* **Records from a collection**
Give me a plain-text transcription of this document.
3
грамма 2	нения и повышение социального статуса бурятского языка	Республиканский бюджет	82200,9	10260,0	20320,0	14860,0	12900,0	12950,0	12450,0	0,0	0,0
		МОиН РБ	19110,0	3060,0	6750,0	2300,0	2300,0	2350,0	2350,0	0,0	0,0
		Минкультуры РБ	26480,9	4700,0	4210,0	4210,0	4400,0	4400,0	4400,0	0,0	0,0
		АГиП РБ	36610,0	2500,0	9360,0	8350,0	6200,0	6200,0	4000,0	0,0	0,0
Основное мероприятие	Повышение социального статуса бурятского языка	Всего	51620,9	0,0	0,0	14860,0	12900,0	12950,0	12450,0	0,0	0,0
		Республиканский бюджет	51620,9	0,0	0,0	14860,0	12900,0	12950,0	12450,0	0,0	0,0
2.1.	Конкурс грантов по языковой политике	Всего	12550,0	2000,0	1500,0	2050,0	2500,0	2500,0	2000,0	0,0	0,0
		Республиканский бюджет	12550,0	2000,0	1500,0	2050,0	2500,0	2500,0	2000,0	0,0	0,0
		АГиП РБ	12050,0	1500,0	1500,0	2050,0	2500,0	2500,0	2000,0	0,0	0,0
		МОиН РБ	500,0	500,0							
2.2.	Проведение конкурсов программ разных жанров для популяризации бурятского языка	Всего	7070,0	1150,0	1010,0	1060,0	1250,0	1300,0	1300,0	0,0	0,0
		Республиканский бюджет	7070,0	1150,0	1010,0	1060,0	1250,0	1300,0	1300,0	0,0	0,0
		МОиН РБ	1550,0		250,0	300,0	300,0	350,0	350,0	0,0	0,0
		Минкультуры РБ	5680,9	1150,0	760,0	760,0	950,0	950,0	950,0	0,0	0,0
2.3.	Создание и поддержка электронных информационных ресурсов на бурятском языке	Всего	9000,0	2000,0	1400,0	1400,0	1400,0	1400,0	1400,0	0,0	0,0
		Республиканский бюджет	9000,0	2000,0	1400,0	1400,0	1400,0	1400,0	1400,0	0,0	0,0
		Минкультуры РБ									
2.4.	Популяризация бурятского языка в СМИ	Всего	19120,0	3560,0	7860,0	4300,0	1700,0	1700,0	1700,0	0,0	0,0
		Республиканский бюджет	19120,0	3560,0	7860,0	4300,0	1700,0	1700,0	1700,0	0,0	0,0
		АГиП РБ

* **WHAT YOU NEED TO DO**
Every line above should be retyped exactly as given.

* **OUTPUT OF THE EXERCISE**
Give me a plain-text transcription of this document.
3
грамма 2	нения и повышение социального статуса бурятского языка	Республиканский бюджет	82200,9	10260,0	20320,0	14860,0	12900,0	12950,0	12450,0	0,0	0,0
		МОиН РБ	19110,0	3060,0	6750,0	2300,0	2300,0	2350,0	2350,0	0,0	0,0
		Минкультуры РБ	26480,9	4700,0	4210,0	4210,0	4400,0	4400,0	4400,0	0,0	0,0
		АГиП РБ	36610,0	2500,0	9360,0	8350,0	6200,0	6200,0	4000,0	0,0	0,0
Основное мероприятие	Повышение социального статуса бурятского языка	Всего	51620,9	0,0	0,0	14860,0	12900,0	12950,0	12450,0	0,0	0,0
		Республиканский бюджет	51620,9	0,0	0,0	14860,0	12900,0	12950,0	12450,0	0,0	0,0
2.1.	Конкурс грантов по языковой политике	Всего	12550,0	2000,0	1500,0	2050,0	2500,0	2500,0	2000,0	0,0	0,0
		Республиканский бюджет	12550,0	2000,0	1500,0	2050,0	2500,0	2500,0	2000,0	0,0	0,0
		АГиП РБ	12050,0	1500,0	1500,0	2050,0	2500,0	2500,0	2000,0	0,0	0,0
		МОиН РБ	500,0	500,0							
2.2.	Проведение конкурсов программ разных жанров для популяризации бурятского языка	Всего	7070,0	1150,0	1010,0	1060,0	1250,0	1300,0	1300,0	0,0	0,0
		Республиканский бюджет	7070,0	1150,0	1010,0	1060,0	1250,0	1300,0	1300,0	0,0	0,0
		МОиН РБ	1550,0		250,0	300,0	300,0	350,0	350,0	0,0	0,0
		Минкультуры РБ	5680,9	1150,0	760,0	760,0	950,0	950,0	950,0	0,0	0,0
2.3.	Создание и поддержка электронных информационных ресурсов на бурятском языке	Всего	9000,0	2000,0	1400,0	1400,0	1400,0	1400,0	1400,0	0,0	0,0
		Республиканский бюджет	9000,0	2000,0	1400,0	1400,0	1400,0	1400,0	1400,0	0,0	0,0
		Минкультуры РБ									
2.4.	Популяризация бурятского языка в СМИ	Всего	19120,0	3560,0	7860,0	4300,0	1700,0	1700,0	1700,0	0,0	0,0
		Республиканский бюджет	19120,0	3560,0	7860,0	4300,0	1700,0	1700,0	1700,0	0,0	0,0
		АГиП РБ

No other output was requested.